» What is required
Check each line of the data below for the word "भरतप", then extract the ones that have it.

» Data for this task
-- begin --

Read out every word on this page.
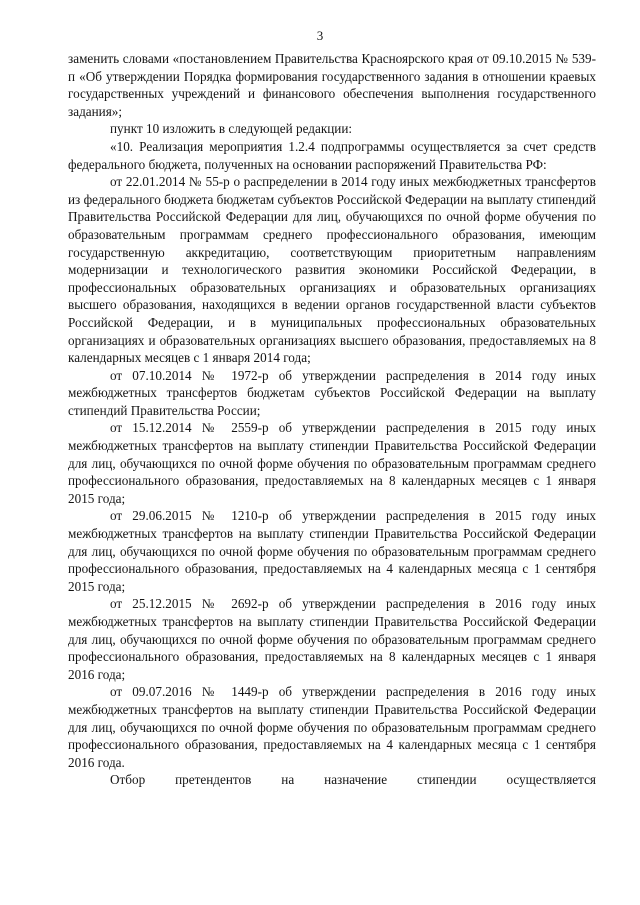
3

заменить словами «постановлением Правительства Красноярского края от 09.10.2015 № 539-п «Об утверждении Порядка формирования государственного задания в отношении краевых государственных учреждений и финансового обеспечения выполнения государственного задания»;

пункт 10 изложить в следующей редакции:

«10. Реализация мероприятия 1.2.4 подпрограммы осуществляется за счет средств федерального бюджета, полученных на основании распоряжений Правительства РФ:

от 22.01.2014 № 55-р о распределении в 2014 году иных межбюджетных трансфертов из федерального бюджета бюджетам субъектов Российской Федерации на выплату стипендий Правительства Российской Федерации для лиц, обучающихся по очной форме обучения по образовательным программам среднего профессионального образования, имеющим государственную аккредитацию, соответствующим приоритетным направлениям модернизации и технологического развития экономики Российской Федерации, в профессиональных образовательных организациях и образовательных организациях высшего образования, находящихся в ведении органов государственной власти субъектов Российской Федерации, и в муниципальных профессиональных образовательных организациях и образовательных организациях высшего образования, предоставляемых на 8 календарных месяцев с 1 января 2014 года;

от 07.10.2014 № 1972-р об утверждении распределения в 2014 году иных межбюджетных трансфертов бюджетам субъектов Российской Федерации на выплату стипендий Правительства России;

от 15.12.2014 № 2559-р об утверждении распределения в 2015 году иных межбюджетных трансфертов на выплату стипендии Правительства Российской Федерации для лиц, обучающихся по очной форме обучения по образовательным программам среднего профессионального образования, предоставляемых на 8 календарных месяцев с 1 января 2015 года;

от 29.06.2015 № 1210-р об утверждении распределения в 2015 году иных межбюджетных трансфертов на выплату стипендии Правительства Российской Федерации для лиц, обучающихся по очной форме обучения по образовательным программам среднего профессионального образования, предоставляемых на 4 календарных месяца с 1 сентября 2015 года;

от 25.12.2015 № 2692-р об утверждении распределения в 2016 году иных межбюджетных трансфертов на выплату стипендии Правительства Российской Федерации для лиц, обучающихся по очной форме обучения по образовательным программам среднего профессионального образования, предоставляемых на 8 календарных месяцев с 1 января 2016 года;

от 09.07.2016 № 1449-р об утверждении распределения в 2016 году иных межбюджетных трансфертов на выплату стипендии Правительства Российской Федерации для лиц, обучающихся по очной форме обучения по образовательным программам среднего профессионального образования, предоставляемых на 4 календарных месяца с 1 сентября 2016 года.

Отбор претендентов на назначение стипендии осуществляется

-- end --
-- begin --

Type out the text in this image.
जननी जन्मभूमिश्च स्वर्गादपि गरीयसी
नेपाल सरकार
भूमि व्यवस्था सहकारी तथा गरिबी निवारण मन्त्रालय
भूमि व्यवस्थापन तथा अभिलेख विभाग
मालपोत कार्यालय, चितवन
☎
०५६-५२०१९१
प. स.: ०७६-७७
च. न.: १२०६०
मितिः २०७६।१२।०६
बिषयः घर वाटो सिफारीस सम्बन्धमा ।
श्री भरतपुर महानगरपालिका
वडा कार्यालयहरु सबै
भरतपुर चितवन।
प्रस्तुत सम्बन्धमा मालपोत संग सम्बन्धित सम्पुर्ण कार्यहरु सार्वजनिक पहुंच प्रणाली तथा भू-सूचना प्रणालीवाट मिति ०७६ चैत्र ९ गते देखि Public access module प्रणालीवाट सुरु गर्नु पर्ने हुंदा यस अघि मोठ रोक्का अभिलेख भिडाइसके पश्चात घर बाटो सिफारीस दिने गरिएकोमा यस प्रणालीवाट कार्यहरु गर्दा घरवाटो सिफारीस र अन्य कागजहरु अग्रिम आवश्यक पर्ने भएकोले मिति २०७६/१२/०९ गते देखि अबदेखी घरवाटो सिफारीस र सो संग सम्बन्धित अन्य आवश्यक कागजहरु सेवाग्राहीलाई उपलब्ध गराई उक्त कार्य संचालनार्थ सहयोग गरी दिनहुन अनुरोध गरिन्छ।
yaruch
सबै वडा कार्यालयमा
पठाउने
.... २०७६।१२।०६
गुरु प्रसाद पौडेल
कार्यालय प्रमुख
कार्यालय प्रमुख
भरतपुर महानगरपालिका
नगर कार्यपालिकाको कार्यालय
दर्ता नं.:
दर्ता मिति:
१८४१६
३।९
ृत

-- end --

» Worked answer
श्री भरतपुर महानगरपालिका
भरतपुर चितवन।
भरतपुर महानगरपालिका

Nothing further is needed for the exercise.